Requirement. The records that follow are to be transcribed in full, without their images.

Records for the task.
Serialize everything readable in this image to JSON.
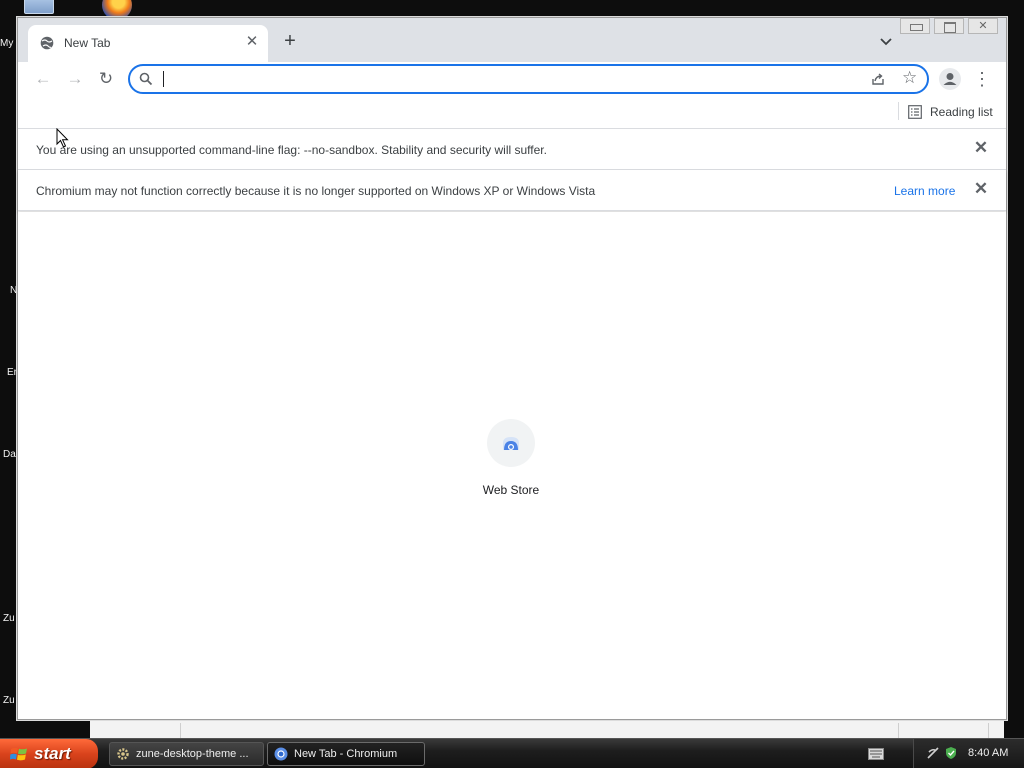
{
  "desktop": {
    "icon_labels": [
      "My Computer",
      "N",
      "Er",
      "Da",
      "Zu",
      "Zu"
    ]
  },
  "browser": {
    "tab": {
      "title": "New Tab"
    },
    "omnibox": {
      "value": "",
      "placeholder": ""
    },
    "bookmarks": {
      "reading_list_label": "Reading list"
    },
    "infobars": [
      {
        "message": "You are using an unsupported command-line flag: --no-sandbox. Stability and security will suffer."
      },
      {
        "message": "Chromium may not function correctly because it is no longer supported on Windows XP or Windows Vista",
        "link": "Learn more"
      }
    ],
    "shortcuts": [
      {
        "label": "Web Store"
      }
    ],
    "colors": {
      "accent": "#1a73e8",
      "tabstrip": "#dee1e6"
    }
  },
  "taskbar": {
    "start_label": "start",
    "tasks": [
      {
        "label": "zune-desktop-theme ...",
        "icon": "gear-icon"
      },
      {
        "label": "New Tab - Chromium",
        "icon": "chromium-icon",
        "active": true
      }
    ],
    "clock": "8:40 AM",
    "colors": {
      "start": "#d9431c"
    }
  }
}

Solution to the problem.
Serialize everything readable in this image to JSON.
{
  "desktop": {
    "icon_labels": [
      "My Computer",
      "N",
      "Er",
      "Da",
      "Zu",
      "Zu"
    ]
  },
  "browser": {
    "tab": {
      "title": "New Tab"
    },
    "omnibox": {
      "value": "",
      "placeholder": ""
    },
    "bookmarks": {
      "reading_list_label": "Reading list"
    },
    "infobars": [
      {
        "message": "You are using an unsupported command-line flag: --no-sandbox. Stability and security will suffer."
      },
      {
        "message": "Chromium may not function correctly because it is no longer supported on Windows XP or Windows Vista",
        "link": "Learn more"
      }
    ],
    "shortcuts": [
      {
        "label": "Web Store"
      }
    ],
    "colors": {
      "accent": "#1a73e8",
      "tabstrip": "#dee1e6"
    }
  },
  "taskbar": {
    "start_label": "start",
    "tasks": [
      {
        "label": "zune-desktop-theme ...",
        "icon": "gear-icon"
      },
      {
        "label": "New Tab - Chromium",
        "icon": "chromium-icon",
        "active": true
      }
    ],
    "clock": "8:40 AM",
    "colors": {
      "start": "#d9431c"
    }
  }
}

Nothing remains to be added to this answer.